··· DATASET ROWS ···

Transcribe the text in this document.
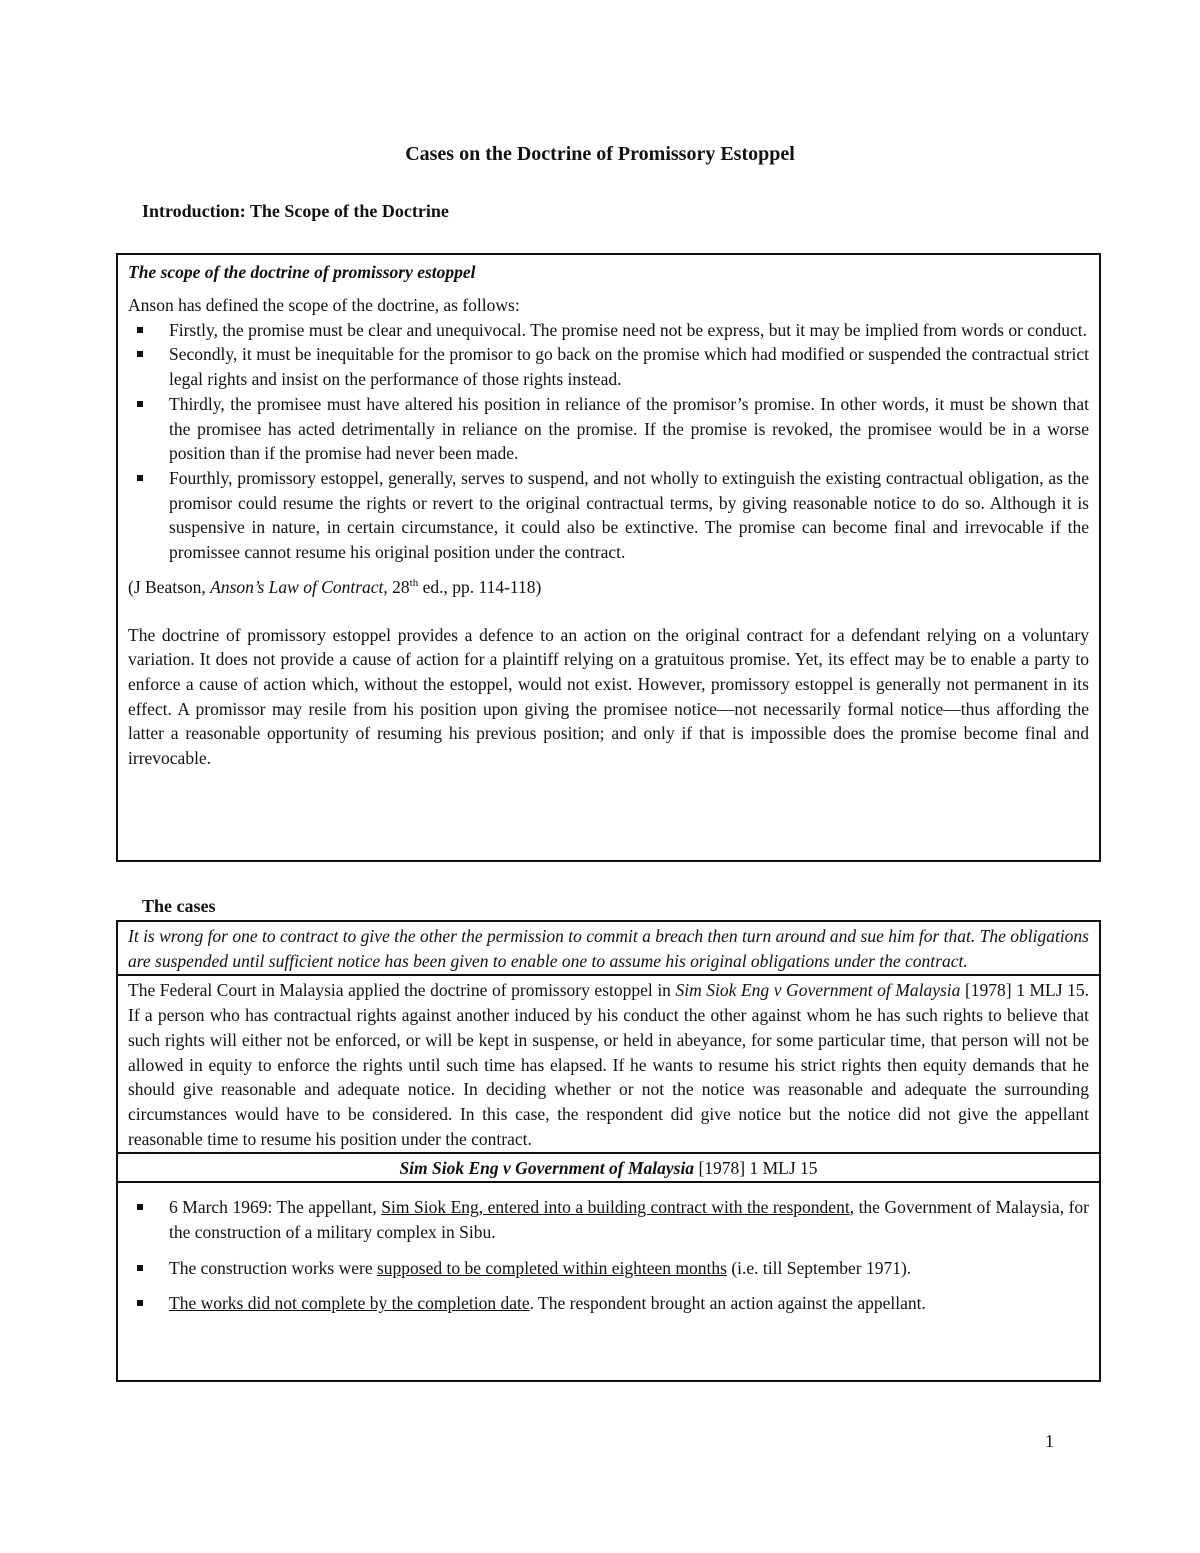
Cases on the Doctrine of Promissory Estoppel
Introduction: The Scope of the Doctrine
The scope of the doctrine of promissory estoppel
Anson has defined the scope of the doctrine, as follows:
Firstly, the promise must be clear and unequivocal. The promise need not be express, but it may be implied from words or conduct.
Secondly, it must be inequitable for the promisor to go back on the promise which had modified or suspended the contractual strict legal rights and insist on the performance of those rights instead.
Thirdly, the promisee must have altered his position in reliance of the promisor’s promise. In other words, it must be shown that the promisee has acted detrimentally in reliance on the promise. If the promise is revoked, the promisee would be in a worse position than if the promise had never been made.
Fourthly, promissory estoppel, generally, serves to suspend, and not wholly to extinguish the existing contractual obligation, as the promisor could resume the rights or revert to the original contractual terms, by giving reasonable notice to do so. Although it is suspensive in nature, in certain circumstance, it could also be extinctive. The promise can become final and irrevocable if the promissee cannot resume his original position under the contract.
(J Beatson, Anson’s Law of Contract, 28th ed., pp. 114-118)
The doctrine of promissory estoppel provides a defence to an action on the original contract for a defendant relying on a voluntary variation. It does not provide a cause of action for a plaintiff relying on a gratuitous promise. Yet, its effect may be to enable a party to enforce a cause of action which, without the estoppel, would not exist. However, promissory estoppel is generally not permanent in its effect. A promissor may resile from his position upon giving the promisee notice—not necessarily formal notice—thus affording the latter a reasonable opportunity of resuming his previous position; and only if that is impossible does the promise become final and irrevocable.
The cases
It is wrong for one to contract to give the other the permission to commit a breach then turn around and sue him for that. The obligations are suspended until sufficient notice has been given to enable one to assume his original obligations under the contract.
The Federal Court in Malaysia applied the doctrine of promissory estoppel in Sim Siok Eng v Government of Malaysia [1978] 1 MLJ 15. If a person who has contractual rights against another induced by his conduct the other against whom he has such rights to believe that such rights will either not be enforced, or will be kept in suspense, or held in abeyance, for some particular time, that person will not be allowed in equity to enforce the rights until such time has elapsed. If he wants to resume his strict rights then equity demands that he should give reasonable and adequate notice. In deciding whether or not the notice was reasonable and adequate the surrounding circumstances would have to be considered. In this case, the respondent did give notice but the notice did not give the appellant reasonable time to resume his position under the contract.
Sim Siok Eng v Government of Malaysia [1978] 1 MLJ 15
6 March 1969: The appellant, Sim Siok Eng, entered into a building contract with the respondent, the Government of Malaysia, for the construction of a military complex in Sibu.
The construction works were supposed to be completed within eighteen months (i.e. till September 1971).
The works did not complete by the completion date. The respondent brought an action against the appellant.
1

···

> [AIM OF THE TASK]
Going through the entries above line by line, work out how many lines include the word "must". Only the number is required.

> [EXERCISE SOLUTION]
3